====== Material for the task ======

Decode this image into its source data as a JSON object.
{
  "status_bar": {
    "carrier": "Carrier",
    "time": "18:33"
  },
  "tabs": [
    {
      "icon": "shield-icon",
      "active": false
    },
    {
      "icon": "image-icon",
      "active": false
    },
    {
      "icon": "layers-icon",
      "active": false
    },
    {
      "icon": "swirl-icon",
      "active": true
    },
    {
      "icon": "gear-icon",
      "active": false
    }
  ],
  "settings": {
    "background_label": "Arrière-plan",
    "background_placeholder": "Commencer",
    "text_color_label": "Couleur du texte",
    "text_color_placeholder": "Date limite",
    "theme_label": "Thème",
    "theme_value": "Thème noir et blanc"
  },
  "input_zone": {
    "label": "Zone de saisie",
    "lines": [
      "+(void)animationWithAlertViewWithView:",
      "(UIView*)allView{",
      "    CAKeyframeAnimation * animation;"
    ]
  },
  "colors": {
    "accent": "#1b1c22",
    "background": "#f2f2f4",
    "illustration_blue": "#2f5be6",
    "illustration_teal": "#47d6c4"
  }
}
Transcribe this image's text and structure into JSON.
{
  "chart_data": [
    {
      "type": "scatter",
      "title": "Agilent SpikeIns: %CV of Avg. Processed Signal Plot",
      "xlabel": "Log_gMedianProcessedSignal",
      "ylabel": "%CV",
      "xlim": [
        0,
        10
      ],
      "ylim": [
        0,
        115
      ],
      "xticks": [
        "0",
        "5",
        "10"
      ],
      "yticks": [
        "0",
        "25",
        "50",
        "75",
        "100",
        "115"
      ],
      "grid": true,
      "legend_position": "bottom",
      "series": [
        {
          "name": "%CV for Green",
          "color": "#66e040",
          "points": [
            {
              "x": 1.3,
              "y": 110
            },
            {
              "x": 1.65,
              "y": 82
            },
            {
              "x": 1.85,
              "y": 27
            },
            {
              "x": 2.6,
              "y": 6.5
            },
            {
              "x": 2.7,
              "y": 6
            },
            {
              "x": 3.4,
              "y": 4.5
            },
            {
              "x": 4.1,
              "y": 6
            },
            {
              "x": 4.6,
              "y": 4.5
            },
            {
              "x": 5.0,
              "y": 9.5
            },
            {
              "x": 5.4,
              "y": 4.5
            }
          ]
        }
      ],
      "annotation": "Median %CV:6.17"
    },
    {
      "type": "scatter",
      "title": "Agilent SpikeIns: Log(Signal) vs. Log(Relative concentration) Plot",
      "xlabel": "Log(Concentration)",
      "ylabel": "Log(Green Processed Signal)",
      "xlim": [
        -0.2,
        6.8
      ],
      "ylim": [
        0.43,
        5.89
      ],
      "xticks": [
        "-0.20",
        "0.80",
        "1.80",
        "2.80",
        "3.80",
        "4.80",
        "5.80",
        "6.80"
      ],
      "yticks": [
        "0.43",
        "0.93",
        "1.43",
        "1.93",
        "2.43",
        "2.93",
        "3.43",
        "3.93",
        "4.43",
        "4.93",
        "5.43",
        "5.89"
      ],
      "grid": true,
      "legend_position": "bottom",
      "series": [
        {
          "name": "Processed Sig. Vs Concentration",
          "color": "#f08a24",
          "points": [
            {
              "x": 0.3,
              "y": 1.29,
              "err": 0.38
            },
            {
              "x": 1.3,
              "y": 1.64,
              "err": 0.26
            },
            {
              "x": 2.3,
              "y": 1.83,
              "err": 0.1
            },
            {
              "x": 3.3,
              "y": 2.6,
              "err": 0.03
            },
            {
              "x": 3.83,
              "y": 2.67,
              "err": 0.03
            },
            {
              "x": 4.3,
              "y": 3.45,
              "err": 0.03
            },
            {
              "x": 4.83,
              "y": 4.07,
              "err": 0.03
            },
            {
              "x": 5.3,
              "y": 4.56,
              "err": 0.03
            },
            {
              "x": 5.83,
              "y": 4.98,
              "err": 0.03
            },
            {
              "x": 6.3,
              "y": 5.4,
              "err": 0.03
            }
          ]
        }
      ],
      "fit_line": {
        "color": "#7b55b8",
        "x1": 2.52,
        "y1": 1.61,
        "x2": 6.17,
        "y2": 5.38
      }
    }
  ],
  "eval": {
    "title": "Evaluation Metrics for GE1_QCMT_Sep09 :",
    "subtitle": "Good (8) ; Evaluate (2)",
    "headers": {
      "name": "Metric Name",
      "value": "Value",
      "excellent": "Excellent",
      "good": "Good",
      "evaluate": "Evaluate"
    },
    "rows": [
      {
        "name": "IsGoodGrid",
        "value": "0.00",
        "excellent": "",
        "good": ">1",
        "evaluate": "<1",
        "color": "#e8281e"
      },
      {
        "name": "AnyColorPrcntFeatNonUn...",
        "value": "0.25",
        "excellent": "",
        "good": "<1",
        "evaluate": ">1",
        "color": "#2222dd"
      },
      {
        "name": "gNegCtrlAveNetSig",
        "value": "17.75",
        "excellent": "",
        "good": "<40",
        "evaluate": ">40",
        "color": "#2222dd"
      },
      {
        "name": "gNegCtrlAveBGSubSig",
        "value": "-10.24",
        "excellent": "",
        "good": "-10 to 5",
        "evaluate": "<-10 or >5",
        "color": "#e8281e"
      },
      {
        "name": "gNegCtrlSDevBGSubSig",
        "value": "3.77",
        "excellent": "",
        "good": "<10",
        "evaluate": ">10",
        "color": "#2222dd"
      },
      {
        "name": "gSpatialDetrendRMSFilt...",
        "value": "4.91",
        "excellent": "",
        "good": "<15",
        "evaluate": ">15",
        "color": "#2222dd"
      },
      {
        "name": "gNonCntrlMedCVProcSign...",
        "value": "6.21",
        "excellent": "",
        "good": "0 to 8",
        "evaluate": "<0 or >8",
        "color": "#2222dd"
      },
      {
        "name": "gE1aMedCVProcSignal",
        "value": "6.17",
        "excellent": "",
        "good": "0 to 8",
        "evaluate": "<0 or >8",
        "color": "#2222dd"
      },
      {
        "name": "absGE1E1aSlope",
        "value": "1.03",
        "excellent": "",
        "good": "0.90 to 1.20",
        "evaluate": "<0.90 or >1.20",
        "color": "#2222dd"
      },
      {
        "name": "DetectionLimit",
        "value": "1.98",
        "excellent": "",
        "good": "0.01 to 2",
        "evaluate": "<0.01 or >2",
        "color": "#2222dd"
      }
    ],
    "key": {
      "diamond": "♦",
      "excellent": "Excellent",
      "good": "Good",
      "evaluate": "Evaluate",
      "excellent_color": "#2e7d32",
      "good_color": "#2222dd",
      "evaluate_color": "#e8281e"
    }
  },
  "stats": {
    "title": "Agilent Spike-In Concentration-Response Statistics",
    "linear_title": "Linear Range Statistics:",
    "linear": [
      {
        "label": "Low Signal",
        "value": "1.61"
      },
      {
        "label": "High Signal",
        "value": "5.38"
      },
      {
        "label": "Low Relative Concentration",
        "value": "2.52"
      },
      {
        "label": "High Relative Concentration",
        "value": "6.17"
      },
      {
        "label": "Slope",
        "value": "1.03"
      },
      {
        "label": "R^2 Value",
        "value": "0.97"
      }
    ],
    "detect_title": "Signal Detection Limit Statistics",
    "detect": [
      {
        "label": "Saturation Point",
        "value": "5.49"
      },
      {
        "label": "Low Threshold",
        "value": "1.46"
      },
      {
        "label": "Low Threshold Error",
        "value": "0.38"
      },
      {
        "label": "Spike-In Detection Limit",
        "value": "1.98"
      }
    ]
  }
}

======

#### Given exercise:
Return all of the above records exactly, leaving no line out.

#### Result below:
Decode this image into its source data as a JSON object.
{
  "status_bar": {
    "carrier": "Carrier",
    "time": "18:33"
  },
  "tabs": [
    {
      "icon": "shield-icon",
      "active": false
    },
    {
      "icon": "image-icon",
      "active": false
    },
    {
      "icon": "layers-icon",
      "active": false
    },
    {
      "icon": "swirl-icon",
      "active": true
    },
    {
      "icon": "gear-icon",
      "active": false
    }
  ],
  "settings": {
    "background_label": "Arrière-plan",
    "background_placeholder": "Commencer",
    "text_color_label": "Couleur du texte",
    "text_color_placeholder": "Date limite",
    "theme_label": "Thème",
    "theme_value": "Thème noir et blanc"
  },
  "input_zone": {
    "label": "Zone de saisie",
    "lines": [
      "+(void)animationWithAlertViewWithView:",
      "(UIView*)allView{",
      "    CAKeyframeAnimation * animation;"
    ]
  },
  "colors": {
    "accent": "#1b1c22",
    "background": "#f2f2f4",
    "illustration_blue": "#2f5be6",
    "illustration_teal": "#47d6c4"
  }
}
Transcribe this image's text and structure into JSON.
{
  "chart_data": [
    {
      "type": "scatter",
      "title": "Agilent SpikeIns: %CV of Avg. Processed Signal Plot",
      "xlabel": "Log_gMedianProcessedSignal",
      "ylabel": "%CV",
      "xlim": [
        0,
        10
      ],
      "ylim": [
        0,
        115
      ],
      "xticks": [
        "0",
        "5",
        "10"
      ],
      "yticks": [
        "0",
        "25",
        "50",
        "75",
        "100",
        "115"
      ],
      "grid": true,
      "legend_position": "bottom",
      "series": [
        {
          "name": "%CV for Green",
          "color": "#66e040",
          "points": [
            {
              "x": 1.3,
              "y": 110
            },
            {
              "x": 1.65,
              "y": 82
            },
            {
              "x": 1.85,
              "y": 27
            },
            {
              "x": 2.6,
              "y": 6.5
            },
            {
              "x": 2.7,
              "y": 6
            },
            {
              "x": 3.4,
              "y": 4.5
            },
            {
              "x": 4.1,
              "y": 6
            },
            {
              "x": 4.6,
              "y": 4.5
            },
            {
              "x": 5.0,
              "y": 9.5
            },
            {
              "x": 5.4,
              "y": 4.5
            }
          ]
        }
      ],
      "annotation": "Median %CV:6.17"
    },
    {
      "type": "scatter",
      "title": "Agilent SpikeIns: Log(Signal) vs. Log(Relative concentration) Plot",
      "xlabel": "Log(Concentration)",
      "ylabel": "Log(Green Processed Signal)",
      "xlim": [
        -0.2,
        6.8
      ],
      "ylim": [
        0.43,
        5.89
      ],
      "xticks": [
        "-0.20",
        "0.80",
        "1.80",
        "2.80",
        "3.80",
        "4.80",
        "5.80",
        "6.80"
      ],
      "yticks": [
        "0.43",
        "0.93",
        "1.43",
        "1.93",
        "2.43",
        "2.93",
        "3.43",
        "3.93",
        "4.43",
        "4.93",
        "5.43",
        "5.89"
      ],
      "grid": true,
      "legend_position": "bottom",
      "series": [
        {
          "name": "Processed Sig. Vs Concentration",
          "color": "#f08a24",
          "points": [
            {
              "x": 0.3,
              "y": 1.29,
              "err": 0.38
            },
            {
              "x": 1.3,
              "y": 1.64,
              "err": 0.26
            },
            {
              "x": 2.3,
              "y": 1.83,
              "err": 0.1
            },
            {
              "x": 3.3,
              "y": 2.6,
              "err": 0.03
            },
            {
              "x": 3.83,
              "y": 2.67,
              "err": 0.03
            },
            {
              "x": 4.3,
              "y": 3.45,
              "err": 0.03
            },
            {
              "x": 4.83,
              "y": 4.07,
              "err": 0.03
            },
            {
              "x": 5.3,
              "y": 4.56,
              "err": 0.03
            },
            {
              "x": 5.83,
              "y": 4.98,
              "err": 0.03
            },
            {
              "x": 6.3,
              "y": 5.4,
              "err": 0.03
            }
          ]
        }
      ],
      "fit_line": {
        "color": "#7b55b8",
        "x1": 2.52,
        "y1": 1.61,
        "x2": 6.17,
        "y2": 5.38
      }
    }
  ],
  "eval": {
    "title": "Evaluation Metrics for GE1_QCMT_Sep09 :",
    "subtitle": "Good (8) ; Evaluate (2)",
    "headers": {
      "name": "Metric Name",
      "value": "Value",
      "excellent": "Excellent",
      "good": "Good",
      "evaluate": "Evaluate"
    },
    "rows": [
      {
        "name": "IsGoodGrid",
        "value": "0.00",
        "excellent": "",
        "good": ">1",
        "evaluate": "<1",
        "color": "#e8281e"
      },
      {
        "name": "AnyColorPrcntFeatNonUn...",
        "value": "0.25",
        "excellent": "",
        "good": "<1",
        "evaluate": ">1",
        "color": "#2222dd"
      },
      {
        "name": "gNegCtrlAveNetSig",
        "value": "17.75",
        "excellent": "",
        "good": "<40",
        "evaluate": ">40",
        "color": "#2222dd"
      },
      {
        "name": "gNegCtrlAveBGSubSig",
        "value": "-10.24",
        "excellent": "",
        "good": "-10 to 5",
        "evaluate": "<-10 or >5",
        "color": "#e8281e"
      },
      {
        "name": "gNegCtrlSDevBGSubSig",
        "value": "3.77",
        "excellent": "",
        "good": "<10",
        "evaluate": ">10",
        "color": "#2222dd"
      },
      {
        "name": "gSpatialDetrendRMSFilt...",
        "value": "4.91",
        "excellent": "",
        "good": "<15",
        "evaluate": ">15",
        "color": "#2222dd"
      },
      {
        "name": "gNonCntrlMedCVProcSign...",
        "value": "6.21",
        "excellent": "",
        "good": "0 to 8",
        "evaluate": "<0 or >8",
        "color": "#2222dd"
      },
      {
        "name": "gE1aMedCVProcSignal",
        "value": "6.17",
        "excellent": "",
        "good": "0 to 8",
        "evaluate": "<0 or >8",
        "color": "#2222dd"
      },
      {
        "name": "absGE1E1aSlope",
        "value": "1.03",
        "excellent": "",
        "good": "0.90 to 1.20",
        "evaluate": "<0.90 or >1.20",
        "color": "#2222dd"
      },
      {
        "name": "DetectionLimit",
        "value": "1.98",
        "excellent": "",
        "good": "0.01 to 2",
        "evaluate": "<0.01 or >2",
        "color": "#2222dd"
      }
    ],
    "key": {
      "diamond": "♦",
      "excellent": "Excellent",
      "good": "Good",
      "evaluate": "Evaluate",
      "excellent_color": "#2e7d32",
      "good_color": "#2222dd",
      "evaluate_color": "#e8281e"
    }
  },
  "stats": {
    "title": "Agilent Spike-In Concentration-Response Statistics",
    "linear_title": "Linear Range Statistics:",
    "linear": [
      {
        "label": "Low Signal",
        "value": "1.61"
      },
      {
        "label": "High Signal",
        "value": "5.38"
      },
      {
        "label": "Low Relative Concentration",
        "value": "2.52"
      },
      {
        "label": "High Relative Concentration",
        "value": "6.17"
      },
      {
        "label": "Slope",
        "value": "1.03"
      },
      {
        "label": "R^2 Value",
        "value": "0.97"
      }
    ],
    "detect_title": "Signal Detection Limit Statistics",
    "detect": [
      {
        "label": "Saturation Point",
        "value": "5.49"
      },
      {
        "label": "Low Threshold",
        "value": "1.46"
      },
      {
        "label": "Low Threshold Error",
        "value": "0.38"
      },
      {
        "label": "Spike-In Detection Limit",
        "value": "1.98"
      }
    ]
  }
}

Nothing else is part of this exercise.